Saved entries

■ ■ ■ ■

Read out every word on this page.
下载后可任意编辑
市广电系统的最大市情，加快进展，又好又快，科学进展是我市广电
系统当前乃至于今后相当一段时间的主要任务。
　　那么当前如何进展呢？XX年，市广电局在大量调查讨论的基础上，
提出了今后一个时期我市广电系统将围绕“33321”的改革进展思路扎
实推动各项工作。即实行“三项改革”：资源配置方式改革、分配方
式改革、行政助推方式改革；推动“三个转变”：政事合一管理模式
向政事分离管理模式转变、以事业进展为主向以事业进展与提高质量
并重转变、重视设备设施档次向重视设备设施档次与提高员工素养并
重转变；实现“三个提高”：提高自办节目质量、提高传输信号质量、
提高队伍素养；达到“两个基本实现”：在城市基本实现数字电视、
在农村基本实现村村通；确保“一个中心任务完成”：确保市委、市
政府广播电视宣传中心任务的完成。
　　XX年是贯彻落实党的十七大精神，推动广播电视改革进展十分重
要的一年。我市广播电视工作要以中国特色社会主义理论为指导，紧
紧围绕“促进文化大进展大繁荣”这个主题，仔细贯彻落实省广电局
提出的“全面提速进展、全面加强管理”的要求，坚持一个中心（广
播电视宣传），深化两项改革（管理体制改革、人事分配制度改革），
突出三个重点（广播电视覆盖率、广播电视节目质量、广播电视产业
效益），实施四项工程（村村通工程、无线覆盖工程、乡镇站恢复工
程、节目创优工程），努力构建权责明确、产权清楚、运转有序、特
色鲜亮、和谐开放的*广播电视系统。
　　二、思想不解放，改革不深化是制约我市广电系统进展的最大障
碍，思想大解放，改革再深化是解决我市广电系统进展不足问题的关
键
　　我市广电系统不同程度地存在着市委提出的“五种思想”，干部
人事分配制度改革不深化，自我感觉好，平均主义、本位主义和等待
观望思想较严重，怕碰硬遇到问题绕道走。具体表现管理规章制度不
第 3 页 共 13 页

■ ■ ■ ■

Print the records once more, exactly as they were given.

Read out every word on this page.
下载后可任意编辑
市广电系统的最大市情，加快进展，又好又快，科学进展是我市广电
系统当前乃至于今后相当一段时间的主要任务。
　　那么当前如何进展呢？XX年，市广电局在大量调查讨论的基础上，
提出了今后一个时期我市广电系统将围绕“33321”的改革进展思路扎
实推动各项工作。即实行“三项改革”：资源配置方式改革、分配方
式改革、行政助推方式改革；推动“三个转变”：政事合一管理模式
向政事分离管理模式转变、以事业进展为主向以事业进展与提高质量
并重转变、重视设备设施档次向重视设备设施档次与提高员工素养并
重转变；实现“三个提高”：提高自办节目质量、提高传输信号质量、
提高队伍素养；达到“两个基本实现”：在城市基本实现数字电视、
在农村基本实现村村通；确保“一个中心任务完成”：确保市委、市
政府广播电视宣传中心任务的完成。
　　XX年是贯彻落实党的十七大精神，推动广播电视改革进展十分重
要的一年。我市广播电视工作要以中国特色社会主义理论为指导，紧
紧围绕“促进文化大进展大繁荣”这个主题，仔细贯彻落实省广电局
提出的“全面提速进展、全面加强管理”的要求，坚持一个中心（广
播电视宣传），深化两项改革（管理体制改革、人事分配制度改革），
突出三个重点（广播电视覆盖率、广播电视节目质量、广播电视产业
效益），实施四项工程（村村通工程、无线覆盖工程、乡镇站恢复工
程、节目创优工程），努力构建权责明确、产权清楚、运转有序、特
色鲜亮、和谐开放的*广播电视系统。
　　二、思想不解放，改革不深化是制约我市广电系统进展的最大障
碍，思想大解放，改革再深化是解决我市广电系统进展不足问题的关
键
　　我市广电系统不同程度地存在着市委提出的“五种思想”，干部
人事分配制度改革不深化，自我感觉好，平均主义、本位主义和等待
观望思想较严重，怕碰硬遇到问题绕道走。具体表现管理规章制度不
第 3 页 共 13 页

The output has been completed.